→ **SET EXERCISE**: Find every line with the word "Showers". Copy those lines.

→ **DATASET EXCERPTS**:
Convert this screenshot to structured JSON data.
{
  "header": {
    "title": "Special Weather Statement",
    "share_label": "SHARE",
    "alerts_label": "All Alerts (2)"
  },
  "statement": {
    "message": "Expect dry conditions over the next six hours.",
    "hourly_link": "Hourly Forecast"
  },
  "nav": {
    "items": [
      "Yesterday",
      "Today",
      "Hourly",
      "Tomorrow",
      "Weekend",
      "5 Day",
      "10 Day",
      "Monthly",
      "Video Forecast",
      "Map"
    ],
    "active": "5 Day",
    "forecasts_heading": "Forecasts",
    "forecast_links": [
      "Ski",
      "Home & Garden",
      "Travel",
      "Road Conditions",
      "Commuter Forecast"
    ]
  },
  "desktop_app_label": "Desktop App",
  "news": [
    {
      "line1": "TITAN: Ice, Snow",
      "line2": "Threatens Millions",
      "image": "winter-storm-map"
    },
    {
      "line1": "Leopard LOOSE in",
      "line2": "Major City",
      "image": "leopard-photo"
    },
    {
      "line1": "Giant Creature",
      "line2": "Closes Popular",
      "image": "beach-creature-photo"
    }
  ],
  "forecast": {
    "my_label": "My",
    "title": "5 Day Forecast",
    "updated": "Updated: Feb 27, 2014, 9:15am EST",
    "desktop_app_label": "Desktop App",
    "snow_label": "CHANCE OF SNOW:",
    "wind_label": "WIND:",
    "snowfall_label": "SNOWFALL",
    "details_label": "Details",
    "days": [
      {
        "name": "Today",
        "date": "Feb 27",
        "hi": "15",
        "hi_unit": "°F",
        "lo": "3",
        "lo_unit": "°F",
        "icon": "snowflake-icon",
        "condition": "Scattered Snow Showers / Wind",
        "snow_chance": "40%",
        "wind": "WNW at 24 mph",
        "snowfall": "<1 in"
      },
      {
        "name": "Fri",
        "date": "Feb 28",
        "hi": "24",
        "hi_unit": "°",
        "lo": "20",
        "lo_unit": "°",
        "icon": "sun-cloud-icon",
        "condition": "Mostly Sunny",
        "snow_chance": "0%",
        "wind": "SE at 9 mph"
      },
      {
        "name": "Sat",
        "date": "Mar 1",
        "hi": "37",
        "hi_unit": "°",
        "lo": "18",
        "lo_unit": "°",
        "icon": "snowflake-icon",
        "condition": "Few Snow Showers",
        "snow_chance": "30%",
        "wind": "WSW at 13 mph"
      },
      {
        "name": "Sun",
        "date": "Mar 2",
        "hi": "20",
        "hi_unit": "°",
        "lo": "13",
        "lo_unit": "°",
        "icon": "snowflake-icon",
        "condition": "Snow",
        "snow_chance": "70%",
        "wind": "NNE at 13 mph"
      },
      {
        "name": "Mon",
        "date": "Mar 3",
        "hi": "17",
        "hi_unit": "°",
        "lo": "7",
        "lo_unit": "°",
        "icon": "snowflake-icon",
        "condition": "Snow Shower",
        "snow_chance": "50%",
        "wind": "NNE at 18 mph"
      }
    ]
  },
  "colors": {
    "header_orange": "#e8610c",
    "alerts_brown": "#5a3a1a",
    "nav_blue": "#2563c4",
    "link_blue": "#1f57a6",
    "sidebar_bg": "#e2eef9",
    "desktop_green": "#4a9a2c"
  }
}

→ **COMPLETED EXERCISE**:
        "condition": "Scattered Snow Showers / Wind",
        "condition": "Few Snow Showers",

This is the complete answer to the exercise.